> **EXERCISE REQUIREMENTS**
Using the listing below, report all lines holding the word "screenshot".
* begin EXTRACTED DATA *
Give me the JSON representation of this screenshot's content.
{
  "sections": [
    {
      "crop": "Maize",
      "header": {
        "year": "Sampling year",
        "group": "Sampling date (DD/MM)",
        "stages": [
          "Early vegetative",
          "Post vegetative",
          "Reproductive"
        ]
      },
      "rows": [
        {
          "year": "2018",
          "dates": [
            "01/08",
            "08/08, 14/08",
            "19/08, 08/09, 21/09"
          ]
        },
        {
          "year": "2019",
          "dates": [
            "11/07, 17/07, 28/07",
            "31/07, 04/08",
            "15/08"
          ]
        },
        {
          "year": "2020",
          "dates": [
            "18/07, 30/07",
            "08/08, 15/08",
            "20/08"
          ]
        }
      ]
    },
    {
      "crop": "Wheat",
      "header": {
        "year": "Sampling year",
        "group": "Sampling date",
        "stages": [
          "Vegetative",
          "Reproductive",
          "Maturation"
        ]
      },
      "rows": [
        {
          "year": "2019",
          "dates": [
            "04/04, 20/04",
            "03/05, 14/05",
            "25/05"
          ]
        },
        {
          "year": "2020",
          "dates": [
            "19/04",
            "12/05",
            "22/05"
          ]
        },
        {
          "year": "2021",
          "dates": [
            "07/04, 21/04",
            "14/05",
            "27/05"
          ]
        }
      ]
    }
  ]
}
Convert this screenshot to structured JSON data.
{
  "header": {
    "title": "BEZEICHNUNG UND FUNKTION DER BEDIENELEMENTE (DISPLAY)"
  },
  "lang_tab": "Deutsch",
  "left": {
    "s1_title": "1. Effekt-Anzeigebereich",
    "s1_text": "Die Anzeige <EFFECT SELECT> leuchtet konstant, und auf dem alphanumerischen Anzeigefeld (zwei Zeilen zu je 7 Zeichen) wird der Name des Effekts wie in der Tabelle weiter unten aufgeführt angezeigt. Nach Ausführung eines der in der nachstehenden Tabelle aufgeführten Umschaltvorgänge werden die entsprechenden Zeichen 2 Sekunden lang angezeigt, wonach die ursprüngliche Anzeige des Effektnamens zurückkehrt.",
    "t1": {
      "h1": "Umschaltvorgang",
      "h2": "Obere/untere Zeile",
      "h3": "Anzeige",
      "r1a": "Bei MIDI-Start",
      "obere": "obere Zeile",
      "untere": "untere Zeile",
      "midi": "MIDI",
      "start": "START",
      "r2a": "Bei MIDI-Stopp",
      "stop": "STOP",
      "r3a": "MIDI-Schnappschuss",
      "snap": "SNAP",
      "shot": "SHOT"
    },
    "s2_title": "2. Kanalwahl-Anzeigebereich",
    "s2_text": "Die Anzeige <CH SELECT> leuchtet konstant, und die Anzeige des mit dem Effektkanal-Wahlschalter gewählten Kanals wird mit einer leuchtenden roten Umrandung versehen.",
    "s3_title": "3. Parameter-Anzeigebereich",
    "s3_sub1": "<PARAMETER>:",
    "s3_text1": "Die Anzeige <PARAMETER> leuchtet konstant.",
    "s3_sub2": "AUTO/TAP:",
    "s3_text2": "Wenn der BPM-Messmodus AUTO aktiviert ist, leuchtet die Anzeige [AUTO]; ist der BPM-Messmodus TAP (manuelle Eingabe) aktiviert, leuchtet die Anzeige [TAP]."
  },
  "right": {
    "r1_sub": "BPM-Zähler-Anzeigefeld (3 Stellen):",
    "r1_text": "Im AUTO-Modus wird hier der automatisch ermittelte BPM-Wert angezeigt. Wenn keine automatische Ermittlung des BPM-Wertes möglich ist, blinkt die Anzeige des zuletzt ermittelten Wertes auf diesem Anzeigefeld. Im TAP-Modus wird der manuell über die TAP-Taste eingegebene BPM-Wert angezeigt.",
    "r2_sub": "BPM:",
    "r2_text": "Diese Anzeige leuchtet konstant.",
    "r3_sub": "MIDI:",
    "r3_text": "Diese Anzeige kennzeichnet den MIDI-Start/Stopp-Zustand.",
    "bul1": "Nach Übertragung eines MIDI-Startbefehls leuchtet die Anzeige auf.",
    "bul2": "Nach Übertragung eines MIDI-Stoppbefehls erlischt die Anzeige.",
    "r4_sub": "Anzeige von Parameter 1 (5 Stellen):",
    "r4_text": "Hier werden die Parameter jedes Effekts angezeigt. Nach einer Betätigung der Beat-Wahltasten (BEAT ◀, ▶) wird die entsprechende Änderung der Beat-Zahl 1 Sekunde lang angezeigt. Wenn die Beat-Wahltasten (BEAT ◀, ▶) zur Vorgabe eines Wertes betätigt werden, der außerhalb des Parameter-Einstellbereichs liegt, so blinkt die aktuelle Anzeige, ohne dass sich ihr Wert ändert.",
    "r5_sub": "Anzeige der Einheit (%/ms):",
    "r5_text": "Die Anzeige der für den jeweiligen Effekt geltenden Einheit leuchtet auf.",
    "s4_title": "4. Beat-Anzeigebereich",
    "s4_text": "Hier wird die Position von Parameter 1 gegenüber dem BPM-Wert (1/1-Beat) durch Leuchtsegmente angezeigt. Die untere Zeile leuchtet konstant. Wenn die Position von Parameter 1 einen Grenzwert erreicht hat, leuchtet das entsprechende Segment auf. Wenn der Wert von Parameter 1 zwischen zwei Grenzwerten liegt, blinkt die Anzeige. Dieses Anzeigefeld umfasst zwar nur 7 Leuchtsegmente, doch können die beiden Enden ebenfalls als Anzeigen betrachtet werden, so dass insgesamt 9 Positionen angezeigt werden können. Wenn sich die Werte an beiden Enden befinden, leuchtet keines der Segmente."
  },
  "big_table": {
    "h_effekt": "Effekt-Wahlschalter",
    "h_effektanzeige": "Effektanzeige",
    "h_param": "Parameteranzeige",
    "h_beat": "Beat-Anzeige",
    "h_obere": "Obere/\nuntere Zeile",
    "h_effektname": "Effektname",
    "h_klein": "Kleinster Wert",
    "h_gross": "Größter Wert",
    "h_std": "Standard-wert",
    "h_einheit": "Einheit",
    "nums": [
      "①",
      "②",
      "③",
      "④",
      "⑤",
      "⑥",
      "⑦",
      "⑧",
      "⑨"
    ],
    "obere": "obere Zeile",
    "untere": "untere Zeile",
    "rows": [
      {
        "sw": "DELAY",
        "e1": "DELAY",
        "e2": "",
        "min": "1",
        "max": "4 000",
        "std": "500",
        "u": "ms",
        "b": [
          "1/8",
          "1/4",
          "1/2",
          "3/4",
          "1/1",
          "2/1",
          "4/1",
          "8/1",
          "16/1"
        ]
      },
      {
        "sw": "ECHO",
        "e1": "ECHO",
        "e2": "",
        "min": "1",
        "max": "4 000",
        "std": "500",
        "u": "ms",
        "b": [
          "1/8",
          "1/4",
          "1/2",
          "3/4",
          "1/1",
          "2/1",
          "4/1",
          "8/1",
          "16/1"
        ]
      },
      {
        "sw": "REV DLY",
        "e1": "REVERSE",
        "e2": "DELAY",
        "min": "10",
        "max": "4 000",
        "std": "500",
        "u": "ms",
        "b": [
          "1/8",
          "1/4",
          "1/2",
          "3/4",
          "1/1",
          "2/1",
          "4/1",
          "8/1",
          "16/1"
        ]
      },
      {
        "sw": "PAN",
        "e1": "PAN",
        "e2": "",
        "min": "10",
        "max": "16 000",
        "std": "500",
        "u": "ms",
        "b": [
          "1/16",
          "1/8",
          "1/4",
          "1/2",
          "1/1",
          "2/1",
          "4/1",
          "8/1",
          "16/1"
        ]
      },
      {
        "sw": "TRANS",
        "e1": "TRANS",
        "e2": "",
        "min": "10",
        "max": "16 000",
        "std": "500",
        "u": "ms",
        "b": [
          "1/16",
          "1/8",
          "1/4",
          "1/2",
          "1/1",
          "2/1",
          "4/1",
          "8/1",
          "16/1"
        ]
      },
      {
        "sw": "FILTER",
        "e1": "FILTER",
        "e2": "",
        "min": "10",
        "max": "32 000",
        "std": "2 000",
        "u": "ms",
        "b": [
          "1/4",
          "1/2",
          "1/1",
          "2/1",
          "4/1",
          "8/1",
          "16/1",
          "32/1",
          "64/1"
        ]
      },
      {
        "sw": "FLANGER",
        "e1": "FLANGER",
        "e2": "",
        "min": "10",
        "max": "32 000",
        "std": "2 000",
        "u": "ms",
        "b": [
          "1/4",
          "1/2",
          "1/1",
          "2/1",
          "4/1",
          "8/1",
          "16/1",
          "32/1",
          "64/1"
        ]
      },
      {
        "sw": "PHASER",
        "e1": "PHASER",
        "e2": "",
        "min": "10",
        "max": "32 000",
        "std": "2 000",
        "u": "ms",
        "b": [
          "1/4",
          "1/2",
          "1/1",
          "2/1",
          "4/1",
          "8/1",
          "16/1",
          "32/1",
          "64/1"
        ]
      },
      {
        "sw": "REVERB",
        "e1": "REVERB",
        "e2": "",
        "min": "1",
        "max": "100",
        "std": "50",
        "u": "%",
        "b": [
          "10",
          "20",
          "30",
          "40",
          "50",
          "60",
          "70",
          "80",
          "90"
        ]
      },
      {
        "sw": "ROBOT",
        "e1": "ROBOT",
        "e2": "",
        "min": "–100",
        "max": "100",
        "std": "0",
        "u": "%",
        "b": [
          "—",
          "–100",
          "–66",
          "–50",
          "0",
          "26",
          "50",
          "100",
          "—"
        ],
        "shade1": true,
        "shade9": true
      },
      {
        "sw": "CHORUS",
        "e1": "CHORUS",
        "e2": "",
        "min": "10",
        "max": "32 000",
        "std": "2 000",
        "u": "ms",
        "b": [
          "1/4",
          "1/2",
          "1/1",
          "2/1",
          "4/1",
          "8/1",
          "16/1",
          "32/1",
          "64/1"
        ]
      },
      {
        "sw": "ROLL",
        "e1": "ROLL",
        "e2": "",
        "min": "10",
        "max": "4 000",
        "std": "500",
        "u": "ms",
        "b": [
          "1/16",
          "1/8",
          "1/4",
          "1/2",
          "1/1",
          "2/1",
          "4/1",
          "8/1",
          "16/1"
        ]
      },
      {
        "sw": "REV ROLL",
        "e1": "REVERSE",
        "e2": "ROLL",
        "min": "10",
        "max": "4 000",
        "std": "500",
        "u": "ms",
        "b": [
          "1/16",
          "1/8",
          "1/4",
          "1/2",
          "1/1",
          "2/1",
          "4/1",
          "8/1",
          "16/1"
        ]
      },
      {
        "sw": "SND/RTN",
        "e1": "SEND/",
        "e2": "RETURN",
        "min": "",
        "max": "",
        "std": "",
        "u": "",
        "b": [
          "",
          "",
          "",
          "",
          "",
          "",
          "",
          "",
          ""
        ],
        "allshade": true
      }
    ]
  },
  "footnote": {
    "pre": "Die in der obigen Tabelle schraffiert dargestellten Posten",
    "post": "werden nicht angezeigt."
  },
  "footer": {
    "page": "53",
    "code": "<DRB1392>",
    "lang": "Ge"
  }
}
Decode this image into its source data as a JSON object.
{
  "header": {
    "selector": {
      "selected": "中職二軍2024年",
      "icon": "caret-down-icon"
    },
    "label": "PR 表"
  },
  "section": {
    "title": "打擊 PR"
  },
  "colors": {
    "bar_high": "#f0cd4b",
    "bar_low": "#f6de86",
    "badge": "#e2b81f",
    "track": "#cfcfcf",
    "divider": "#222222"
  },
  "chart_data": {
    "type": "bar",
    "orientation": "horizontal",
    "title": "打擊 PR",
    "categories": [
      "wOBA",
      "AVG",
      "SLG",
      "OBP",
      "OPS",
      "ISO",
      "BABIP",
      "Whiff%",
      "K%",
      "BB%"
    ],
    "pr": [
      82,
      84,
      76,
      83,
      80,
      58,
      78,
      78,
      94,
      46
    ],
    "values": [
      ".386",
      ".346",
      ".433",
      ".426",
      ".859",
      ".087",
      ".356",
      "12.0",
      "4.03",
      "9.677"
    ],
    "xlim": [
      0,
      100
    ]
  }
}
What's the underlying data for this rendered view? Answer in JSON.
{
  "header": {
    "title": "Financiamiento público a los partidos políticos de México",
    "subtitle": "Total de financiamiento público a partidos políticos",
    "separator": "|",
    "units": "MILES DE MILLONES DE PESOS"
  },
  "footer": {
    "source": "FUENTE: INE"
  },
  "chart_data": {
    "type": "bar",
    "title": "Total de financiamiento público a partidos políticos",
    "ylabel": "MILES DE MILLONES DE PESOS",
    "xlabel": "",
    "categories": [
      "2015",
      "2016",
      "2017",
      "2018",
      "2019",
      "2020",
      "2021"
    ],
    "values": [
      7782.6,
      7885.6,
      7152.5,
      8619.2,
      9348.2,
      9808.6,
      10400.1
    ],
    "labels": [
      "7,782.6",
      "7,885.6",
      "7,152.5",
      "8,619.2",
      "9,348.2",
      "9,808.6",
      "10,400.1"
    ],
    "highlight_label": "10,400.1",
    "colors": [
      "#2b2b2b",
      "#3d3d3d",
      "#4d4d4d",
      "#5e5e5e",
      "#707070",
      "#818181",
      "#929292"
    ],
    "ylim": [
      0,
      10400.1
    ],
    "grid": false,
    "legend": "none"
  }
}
* end EXTRACTED DATA *
> **ANSWER TO THE TASK**
Give me the JSON representation of this screenshot's content.
Convert this screenshot to structured JSON data.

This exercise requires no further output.